Stored data entries:

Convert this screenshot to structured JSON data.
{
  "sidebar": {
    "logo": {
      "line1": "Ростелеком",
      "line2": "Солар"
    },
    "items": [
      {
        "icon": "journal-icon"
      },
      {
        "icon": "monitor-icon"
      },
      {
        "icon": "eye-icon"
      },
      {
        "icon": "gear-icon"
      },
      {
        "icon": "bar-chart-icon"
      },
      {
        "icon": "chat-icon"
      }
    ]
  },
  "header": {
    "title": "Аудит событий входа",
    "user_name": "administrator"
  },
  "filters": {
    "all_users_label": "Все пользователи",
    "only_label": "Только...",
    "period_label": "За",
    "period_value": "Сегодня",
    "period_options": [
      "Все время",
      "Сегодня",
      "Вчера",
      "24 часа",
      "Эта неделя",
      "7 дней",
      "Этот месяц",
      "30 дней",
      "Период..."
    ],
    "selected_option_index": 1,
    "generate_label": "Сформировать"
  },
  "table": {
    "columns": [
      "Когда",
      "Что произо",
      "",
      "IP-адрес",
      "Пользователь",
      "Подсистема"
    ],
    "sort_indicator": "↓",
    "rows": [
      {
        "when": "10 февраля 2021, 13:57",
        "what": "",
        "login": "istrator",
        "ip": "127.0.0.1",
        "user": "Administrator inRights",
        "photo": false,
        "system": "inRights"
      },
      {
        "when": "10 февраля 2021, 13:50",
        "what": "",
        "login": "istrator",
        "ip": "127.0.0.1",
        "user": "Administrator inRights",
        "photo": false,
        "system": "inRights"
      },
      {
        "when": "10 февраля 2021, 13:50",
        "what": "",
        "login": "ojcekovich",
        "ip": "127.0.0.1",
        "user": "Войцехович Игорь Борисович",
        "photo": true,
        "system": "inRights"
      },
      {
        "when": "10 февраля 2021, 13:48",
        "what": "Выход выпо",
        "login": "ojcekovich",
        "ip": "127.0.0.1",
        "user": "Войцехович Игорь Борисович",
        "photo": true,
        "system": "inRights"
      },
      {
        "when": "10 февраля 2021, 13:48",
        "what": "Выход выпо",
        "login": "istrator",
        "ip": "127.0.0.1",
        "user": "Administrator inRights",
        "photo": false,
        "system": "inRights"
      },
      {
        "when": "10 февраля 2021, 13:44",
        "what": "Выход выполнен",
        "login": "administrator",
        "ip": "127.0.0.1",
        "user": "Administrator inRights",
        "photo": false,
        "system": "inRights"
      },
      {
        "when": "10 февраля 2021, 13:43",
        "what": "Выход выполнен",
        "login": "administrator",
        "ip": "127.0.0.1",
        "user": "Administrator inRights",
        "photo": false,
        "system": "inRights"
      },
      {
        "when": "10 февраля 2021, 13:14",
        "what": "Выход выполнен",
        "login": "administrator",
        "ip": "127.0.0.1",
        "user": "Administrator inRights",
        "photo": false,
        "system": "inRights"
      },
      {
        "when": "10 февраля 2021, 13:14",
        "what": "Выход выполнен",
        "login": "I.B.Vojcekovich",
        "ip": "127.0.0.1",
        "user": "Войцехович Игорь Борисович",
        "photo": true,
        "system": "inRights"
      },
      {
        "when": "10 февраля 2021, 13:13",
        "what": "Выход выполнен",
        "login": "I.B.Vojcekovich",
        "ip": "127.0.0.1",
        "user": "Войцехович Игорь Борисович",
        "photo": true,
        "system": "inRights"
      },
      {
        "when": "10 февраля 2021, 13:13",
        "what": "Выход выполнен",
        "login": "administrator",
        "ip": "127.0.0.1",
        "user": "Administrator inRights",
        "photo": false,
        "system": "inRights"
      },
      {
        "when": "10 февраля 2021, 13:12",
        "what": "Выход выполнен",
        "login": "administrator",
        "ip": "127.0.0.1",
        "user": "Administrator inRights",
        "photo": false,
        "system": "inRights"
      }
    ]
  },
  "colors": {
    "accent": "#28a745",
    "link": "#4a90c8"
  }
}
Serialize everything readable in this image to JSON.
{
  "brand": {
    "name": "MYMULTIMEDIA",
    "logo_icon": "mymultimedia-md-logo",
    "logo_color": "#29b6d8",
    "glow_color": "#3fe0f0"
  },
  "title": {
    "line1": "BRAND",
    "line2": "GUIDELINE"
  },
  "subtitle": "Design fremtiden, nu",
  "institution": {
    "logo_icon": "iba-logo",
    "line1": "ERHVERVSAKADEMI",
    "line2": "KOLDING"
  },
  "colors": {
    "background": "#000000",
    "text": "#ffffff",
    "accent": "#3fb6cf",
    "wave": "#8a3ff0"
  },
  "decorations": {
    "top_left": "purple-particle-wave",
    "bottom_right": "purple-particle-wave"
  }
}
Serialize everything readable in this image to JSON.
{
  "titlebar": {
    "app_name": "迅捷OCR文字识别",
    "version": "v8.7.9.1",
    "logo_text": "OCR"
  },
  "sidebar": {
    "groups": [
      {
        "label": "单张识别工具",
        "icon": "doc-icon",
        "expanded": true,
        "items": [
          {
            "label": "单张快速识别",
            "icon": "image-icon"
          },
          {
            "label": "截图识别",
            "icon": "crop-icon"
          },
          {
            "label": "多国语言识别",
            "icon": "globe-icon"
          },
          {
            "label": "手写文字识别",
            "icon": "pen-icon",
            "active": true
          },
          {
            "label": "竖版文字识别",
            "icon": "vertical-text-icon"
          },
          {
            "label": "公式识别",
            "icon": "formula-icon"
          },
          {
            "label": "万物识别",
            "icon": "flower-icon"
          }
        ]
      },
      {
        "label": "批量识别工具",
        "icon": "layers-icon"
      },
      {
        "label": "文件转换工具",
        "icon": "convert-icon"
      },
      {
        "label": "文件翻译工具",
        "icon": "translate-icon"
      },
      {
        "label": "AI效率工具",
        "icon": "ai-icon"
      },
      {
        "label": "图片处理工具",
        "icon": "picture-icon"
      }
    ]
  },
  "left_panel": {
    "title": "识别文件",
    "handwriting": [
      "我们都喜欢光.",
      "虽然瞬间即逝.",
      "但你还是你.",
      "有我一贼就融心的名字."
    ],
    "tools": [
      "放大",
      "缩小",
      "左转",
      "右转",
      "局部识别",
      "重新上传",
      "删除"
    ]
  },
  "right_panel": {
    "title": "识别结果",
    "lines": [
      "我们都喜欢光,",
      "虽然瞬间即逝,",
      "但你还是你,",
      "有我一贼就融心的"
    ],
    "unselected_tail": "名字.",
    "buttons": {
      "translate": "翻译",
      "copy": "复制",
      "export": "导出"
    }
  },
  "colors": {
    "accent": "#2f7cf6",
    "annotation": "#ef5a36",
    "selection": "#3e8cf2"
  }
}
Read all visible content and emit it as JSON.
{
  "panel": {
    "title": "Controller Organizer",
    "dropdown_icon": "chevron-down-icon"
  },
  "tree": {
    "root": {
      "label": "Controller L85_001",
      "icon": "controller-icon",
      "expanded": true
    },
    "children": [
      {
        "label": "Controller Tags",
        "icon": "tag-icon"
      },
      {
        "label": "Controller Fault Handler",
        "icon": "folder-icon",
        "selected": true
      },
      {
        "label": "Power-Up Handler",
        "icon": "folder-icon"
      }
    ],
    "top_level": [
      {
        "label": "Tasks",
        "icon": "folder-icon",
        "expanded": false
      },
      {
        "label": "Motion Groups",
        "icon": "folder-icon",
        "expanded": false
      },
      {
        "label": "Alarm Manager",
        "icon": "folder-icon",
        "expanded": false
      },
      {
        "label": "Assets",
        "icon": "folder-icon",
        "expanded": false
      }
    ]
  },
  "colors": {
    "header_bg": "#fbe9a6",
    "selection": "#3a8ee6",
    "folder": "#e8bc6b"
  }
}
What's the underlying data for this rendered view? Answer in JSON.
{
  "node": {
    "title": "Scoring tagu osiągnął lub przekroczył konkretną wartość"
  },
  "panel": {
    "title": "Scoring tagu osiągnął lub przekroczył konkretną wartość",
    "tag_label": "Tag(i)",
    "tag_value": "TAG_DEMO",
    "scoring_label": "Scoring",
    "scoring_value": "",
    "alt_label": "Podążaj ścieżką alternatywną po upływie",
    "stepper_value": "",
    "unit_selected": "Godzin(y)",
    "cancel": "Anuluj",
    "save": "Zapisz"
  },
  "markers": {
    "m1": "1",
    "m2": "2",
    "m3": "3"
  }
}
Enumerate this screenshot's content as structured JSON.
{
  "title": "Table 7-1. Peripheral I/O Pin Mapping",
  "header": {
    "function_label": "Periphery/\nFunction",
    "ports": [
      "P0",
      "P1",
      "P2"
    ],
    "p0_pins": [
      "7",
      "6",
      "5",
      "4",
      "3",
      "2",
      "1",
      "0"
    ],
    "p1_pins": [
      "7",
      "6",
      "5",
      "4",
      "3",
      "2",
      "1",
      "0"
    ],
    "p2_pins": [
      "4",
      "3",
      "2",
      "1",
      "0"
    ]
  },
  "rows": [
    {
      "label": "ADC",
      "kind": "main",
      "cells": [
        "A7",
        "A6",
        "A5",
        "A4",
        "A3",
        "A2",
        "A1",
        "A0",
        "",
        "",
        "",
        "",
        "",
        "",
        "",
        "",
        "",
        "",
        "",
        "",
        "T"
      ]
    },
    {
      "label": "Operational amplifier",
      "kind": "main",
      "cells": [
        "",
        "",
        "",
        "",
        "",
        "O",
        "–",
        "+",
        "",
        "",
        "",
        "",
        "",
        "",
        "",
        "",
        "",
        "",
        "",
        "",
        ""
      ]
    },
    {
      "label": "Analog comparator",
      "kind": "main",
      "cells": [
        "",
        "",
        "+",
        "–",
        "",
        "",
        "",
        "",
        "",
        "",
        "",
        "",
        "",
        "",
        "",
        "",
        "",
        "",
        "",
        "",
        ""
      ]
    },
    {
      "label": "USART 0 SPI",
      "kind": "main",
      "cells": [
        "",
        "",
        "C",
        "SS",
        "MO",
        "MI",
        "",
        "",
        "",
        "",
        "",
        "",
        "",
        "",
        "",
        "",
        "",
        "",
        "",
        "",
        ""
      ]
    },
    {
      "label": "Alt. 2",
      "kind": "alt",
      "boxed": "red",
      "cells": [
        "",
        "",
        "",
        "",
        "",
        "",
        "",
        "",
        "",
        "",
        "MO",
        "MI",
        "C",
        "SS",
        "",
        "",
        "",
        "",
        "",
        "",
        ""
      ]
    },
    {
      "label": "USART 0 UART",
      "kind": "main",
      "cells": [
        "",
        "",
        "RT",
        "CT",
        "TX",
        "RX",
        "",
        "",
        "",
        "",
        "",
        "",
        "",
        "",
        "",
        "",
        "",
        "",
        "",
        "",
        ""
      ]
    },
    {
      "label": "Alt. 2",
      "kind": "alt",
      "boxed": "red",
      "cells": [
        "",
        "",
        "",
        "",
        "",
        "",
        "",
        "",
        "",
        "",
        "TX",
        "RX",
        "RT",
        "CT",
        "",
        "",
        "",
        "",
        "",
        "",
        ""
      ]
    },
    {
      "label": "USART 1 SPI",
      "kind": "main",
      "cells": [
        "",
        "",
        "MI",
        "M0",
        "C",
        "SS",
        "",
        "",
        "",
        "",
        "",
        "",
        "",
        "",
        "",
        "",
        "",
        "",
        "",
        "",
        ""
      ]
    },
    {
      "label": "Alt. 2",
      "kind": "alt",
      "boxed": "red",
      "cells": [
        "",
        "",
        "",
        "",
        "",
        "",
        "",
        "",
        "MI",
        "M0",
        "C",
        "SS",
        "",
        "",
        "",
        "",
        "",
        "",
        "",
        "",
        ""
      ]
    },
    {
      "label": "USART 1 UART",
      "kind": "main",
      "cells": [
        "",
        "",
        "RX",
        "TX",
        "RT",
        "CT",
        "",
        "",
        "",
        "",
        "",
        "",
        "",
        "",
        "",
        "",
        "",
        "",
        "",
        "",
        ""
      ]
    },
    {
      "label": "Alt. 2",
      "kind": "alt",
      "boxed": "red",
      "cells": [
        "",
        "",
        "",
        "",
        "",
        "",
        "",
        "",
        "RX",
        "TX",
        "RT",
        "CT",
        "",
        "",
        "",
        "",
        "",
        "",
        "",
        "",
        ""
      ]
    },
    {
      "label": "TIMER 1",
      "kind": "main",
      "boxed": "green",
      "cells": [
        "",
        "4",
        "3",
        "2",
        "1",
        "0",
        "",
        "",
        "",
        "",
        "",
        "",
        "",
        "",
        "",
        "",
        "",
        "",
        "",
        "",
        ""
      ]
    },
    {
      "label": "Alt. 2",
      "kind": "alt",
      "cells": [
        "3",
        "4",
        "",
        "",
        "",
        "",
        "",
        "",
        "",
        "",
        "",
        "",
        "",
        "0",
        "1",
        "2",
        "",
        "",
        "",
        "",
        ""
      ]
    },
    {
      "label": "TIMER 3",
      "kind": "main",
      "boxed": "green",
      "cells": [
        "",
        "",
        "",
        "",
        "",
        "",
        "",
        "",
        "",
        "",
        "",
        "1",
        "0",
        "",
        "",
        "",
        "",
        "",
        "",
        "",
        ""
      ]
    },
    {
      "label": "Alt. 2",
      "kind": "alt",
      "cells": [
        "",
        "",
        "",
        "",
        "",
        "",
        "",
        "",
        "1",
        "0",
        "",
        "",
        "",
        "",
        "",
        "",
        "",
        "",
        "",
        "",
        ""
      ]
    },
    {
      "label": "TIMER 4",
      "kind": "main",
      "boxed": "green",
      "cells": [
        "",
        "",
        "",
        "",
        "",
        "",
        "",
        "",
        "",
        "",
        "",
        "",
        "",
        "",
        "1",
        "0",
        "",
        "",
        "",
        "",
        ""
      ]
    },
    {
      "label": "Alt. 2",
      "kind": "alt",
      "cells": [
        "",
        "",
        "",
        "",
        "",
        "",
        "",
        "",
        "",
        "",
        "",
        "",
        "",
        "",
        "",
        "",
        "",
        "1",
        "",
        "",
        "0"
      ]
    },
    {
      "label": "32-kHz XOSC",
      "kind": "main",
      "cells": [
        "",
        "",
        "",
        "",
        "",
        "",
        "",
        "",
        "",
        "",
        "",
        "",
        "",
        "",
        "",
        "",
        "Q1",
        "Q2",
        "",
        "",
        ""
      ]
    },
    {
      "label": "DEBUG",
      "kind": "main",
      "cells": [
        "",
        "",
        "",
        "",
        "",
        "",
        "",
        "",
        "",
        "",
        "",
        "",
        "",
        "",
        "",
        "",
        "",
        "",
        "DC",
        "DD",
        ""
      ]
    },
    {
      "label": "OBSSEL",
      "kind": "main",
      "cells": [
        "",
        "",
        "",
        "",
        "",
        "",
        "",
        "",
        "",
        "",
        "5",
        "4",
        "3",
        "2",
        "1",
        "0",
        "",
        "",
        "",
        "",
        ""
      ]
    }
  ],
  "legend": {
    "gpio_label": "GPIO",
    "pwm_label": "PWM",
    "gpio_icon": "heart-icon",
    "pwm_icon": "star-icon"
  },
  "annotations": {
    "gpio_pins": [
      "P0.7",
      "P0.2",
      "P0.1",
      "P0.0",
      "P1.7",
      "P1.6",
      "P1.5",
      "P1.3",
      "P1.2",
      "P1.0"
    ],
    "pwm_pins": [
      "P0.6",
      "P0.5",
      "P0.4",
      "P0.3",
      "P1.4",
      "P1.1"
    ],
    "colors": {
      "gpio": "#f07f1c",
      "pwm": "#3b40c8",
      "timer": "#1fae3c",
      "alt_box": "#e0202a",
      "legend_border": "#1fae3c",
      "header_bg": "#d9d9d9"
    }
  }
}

**What the exercise asks**
From the records above, report the count of lines containing "selection" and nothing more.

**Answer for the task**
2